**SET EXERCISE**
Do not copy the pictures; transcribe all other material exactly.

**THE RECORDS**

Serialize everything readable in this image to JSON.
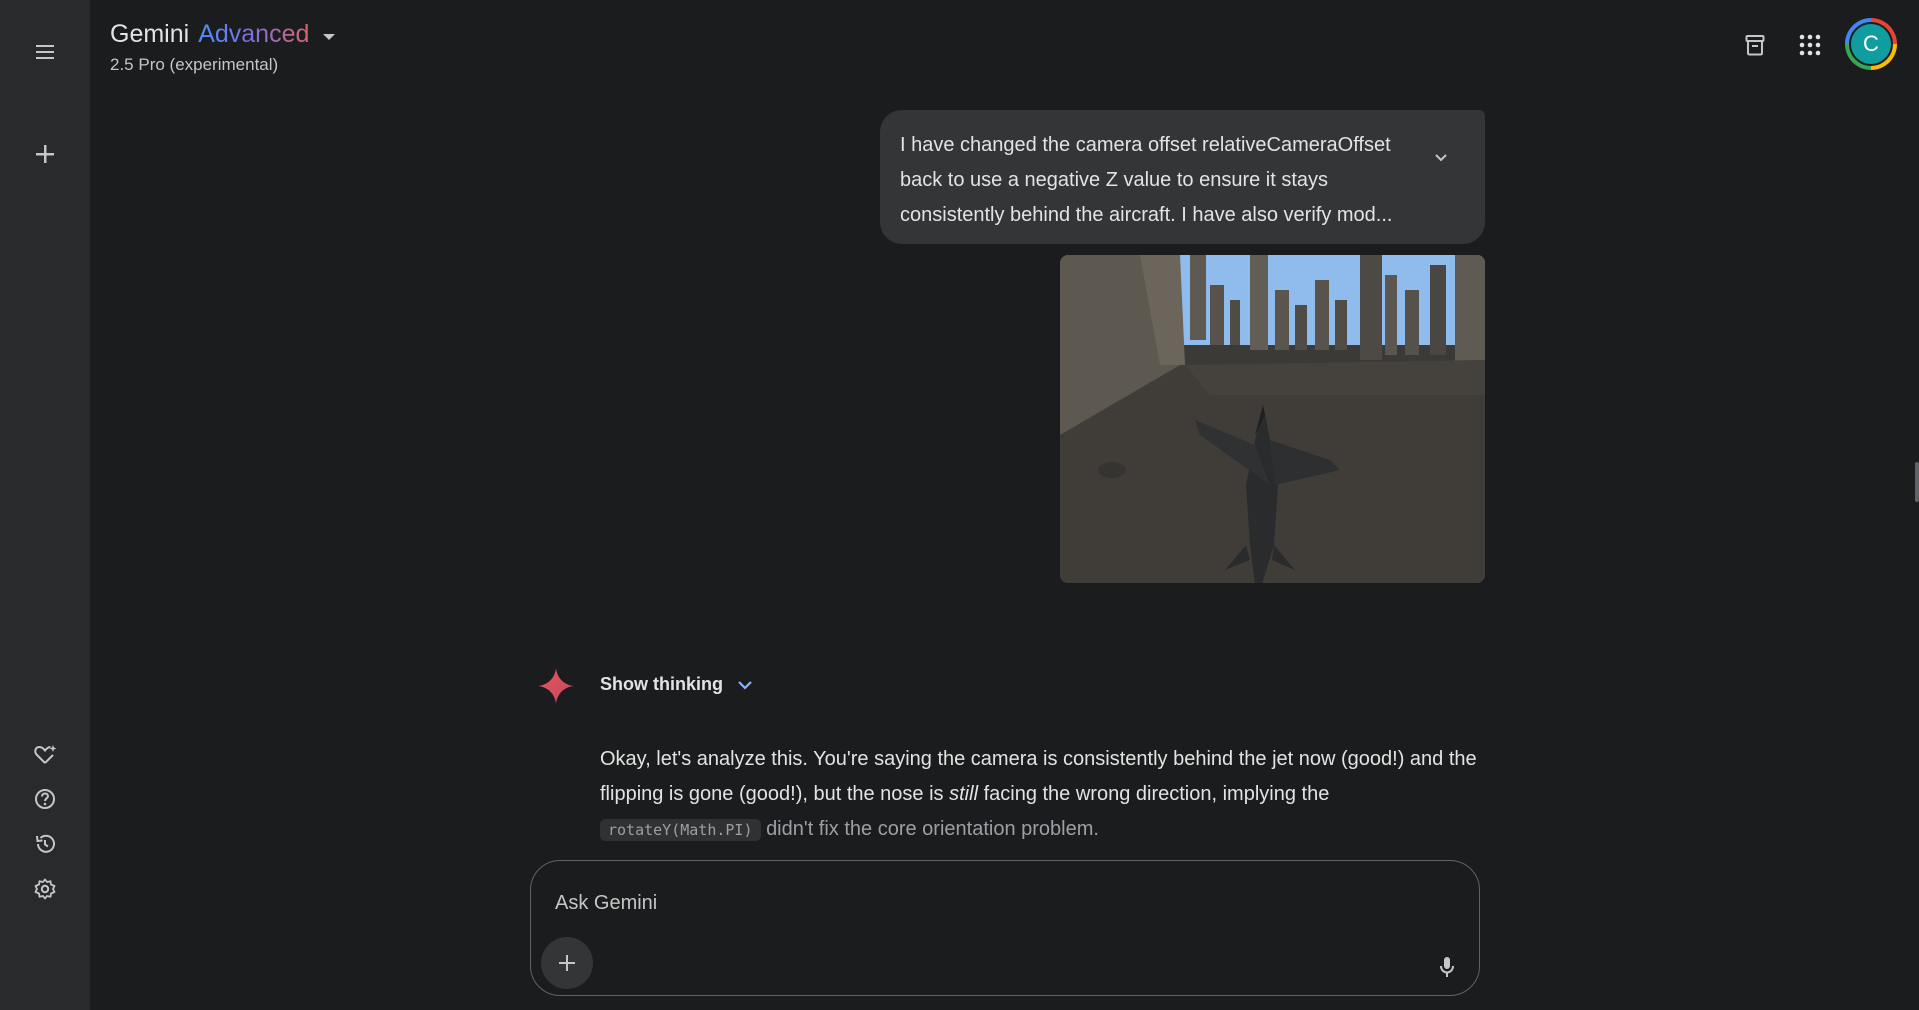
{
  "header": {
    "title_main": "Gemini",
    "title_accent": "Advanced",
    "model": "2.5 Pro (experimental)"
  },
  "sidebar": {
    "items": [
      {
        "icon": "menu-icon"
      },
      {
        "icon": "plus-icon"
      },
      {
        "icon": "gem-heart-icon"
      },
      {
        "icon": "help-icon"
      },
      {
        "icon": "history-icon"
      },
      {
        "icon": "gear-icon"
      }
    ]
  },
  "top_right": {
    "avatar_letter": "C",
    "icons": [
      "archive-icon",
      "apps-grid-icon"
    ]
  },
  "conversation": {
    "user_message": "I have changed the camera offset relativeCameraOffset back to use a negative Z value to ensure it stays consistently behind the aircraft. I have also verify mod...",
    "show_thinking_label": "Show thinking",
    "response": {
      "part1": "Okay, let's analyze this. You're saying the camera is consistently behind the jet now (good!) and the flipping is gone (good!), but the nose is ",
      "emphasis": "still",
      "part2": " facing the wrong direction, implying the ",
      "code": "rotateY(Math.PI)",
      "part3": " didn't fix the core orientation problem."
    }
  },
  "input": {
    "placeholder": "Ask Gemini",
    "value": ""
  },
  "colors": {
    "background": "#1b1c1d",
    "sidebar": "#282a2c",
    "bubble": "#333537",
    "accent_blue": "#4b90ff",
    "accent_pink": "#d96570"
  }
}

**EXERCISE SOLUTION**
Serialize everything readable in this image to JSON.
{
  "header": {
    "title_main": "Gemini",
    "title_accent": "Advanced",
    "model": "2.5 Pro (experimental)"
  },
  "sidebar": {
    "items": [
      {
        "icon": "menu-icon"
      },
      {
        "icon": "plus-icon"
      },
      {
        "icon": "gem-heart-icon"
      },
      {
        "icon": "help-icon"
      },
      {
        "icon": "history-icon"
      },
      {
        "icon": "gear-icon"
      }
    ]
  },
  "top_right": {
    "avatar_letter": "C",
    "icons": [
      "archive-icon",
      "apps-grid-icon"
    ]
  },
  "conversation": {
    "user_message": "I have changed the camera offset relativeCameraOffset back to use a negative Z value to ensure it stays consistently behind the aircraft. I have also verify mod...",
    "show_thinking_label": "Show thinking",
    "response": {
      "part1": "Okay, let's analyze this. You're saying the camera is consistently behind the jet now (good!) and the flipping is gone (good!), but the nose is ",
      "emphasis": "still",
      "part2": " facing the wrong direction, implying the ",
      "code": "rotateY(Math.PI)",
      "part3": " didn't fix the core orientation problem."
    }
  },
  "input": {
    "placeholder": "Ask Gemini",
    "value": ""
  },
  "colors": {
    "background": "#1b1c1d",
    "sidebar": "#282a2c",
    "bubble": "#333537",
    "accent_blue": "#4b90ff",
    "accent_pink": "#d96570"
  }
}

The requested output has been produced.